* begin Dataset *

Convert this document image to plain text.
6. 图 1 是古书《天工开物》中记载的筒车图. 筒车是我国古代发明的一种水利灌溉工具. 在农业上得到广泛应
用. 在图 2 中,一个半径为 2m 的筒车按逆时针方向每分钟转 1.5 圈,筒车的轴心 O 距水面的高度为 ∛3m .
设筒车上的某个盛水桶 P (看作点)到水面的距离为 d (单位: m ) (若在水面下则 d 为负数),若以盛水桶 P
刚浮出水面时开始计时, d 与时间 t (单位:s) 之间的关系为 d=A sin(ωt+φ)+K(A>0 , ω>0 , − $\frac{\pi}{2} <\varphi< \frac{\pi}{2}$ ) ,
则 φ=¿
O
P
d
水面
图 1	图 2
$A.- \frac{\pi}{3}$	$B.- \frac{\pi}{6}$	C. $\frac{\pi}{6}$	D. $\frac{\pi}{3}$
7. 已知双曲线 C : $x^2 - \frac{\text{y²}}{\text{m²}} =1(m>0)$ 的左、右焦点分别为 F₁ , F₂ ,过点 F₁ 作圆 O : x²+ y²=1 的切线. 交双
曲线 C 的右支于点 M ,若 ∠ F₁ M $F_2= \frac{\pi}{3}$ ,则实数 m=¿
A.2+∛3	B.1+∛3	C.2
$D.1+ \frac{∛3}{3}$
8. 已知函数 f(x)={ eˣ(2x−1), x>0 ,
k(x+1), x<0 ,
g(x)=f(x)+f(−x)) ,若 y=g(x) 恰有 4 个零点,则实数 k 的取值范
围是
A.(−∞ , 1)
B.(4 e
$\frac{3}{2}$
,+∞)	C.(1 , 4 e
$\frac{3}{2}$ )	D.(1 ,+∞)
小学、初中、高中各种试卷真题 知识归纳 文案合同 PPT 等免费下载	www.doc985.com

* end Dataset *
* begin Dataset *

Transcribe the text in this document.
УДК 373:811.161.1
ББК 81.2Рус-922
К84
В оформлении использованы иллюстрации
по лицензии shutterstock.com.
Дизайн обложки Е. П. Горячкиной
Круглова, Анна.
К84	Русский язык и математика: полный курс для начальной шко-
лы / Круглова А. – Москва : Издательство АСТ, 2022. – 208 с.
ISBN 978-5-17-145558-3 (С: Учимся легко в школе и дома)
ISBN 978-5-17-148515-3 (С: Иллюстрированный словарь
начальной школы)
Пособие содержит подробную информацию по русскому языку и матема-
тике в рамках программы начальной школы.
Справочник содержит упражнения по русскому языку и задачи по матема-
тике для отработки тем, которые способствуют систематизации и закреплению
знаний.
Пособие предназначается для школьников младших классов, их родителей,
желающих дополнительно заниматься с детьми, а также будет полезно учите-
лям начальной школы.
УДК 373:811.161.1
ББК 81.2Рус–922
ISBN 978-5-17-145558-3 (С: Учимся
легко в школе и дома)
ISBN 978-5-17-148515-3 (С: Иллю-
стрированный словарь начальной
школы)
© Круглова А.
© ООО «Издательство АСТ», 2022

* end Dataset *
* begin Dataset *

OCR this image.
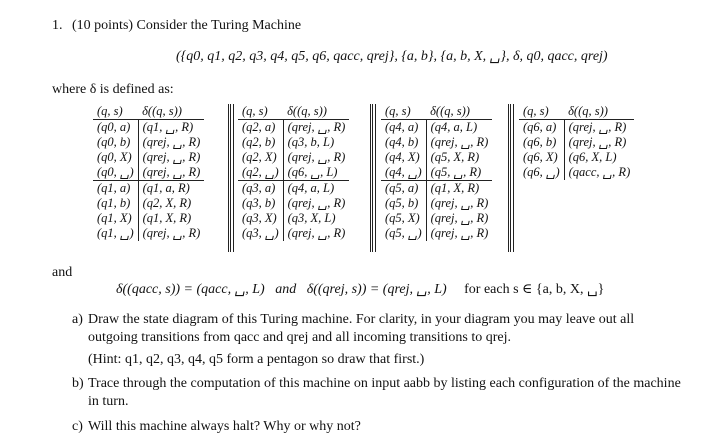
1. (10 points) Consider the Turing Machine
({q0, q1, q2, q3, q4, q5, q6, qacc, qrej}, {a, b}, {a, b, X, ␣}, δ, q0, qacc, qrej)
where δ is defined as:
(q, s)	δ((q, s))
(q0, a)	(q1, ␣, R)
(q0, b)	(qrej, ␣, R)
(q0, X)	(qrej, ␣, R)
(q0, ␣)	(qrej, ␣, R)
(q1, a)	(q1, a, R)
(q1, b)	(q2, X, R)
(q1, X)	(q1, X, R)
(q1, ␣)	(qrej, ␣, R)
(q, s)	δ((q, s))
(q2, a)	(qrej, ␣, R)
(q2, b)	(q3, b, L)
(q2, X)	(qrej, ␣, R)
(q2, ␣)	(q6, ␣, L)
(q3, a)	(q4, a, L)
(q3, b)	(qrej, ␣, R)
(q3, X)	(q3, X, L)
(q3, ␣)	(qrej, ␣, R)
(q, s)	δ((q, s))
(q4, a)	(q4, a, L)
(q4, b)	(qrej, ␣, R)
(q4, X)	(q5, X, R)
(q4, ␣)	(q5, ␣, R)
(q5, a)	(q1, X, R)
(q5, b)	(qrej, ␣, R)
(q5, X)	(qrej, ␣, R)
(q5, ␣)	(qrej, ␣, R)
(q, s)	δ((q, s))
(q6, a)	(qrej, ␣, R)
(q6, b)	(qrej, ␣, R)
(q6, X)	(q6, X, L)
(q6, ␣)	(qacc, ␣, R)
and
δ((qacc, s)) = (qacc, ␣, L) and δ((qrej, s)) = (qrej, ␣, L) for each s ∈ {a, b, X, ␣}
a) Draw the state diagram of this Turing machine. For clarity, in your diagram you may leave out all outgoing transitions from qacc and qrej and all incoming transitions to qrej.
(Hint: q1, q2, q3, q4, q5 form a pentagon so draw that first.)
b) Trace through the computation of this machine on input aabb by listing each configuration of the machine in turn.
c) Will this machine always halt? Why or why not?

* end Dataset *

Write out every line of the entries that holds the word "ISBN".

#### Answer to this task:
ISBN 978-5-17-145558-3 (С: Учимся легко в школе и дома)
ISBN 978-5-17-148515-3 (С: Иллюстрированный словарь
ISBN 978-5-17-145558-3 (С: Учимся
ISBN 978-5-17-148515-3 (С: Иллю-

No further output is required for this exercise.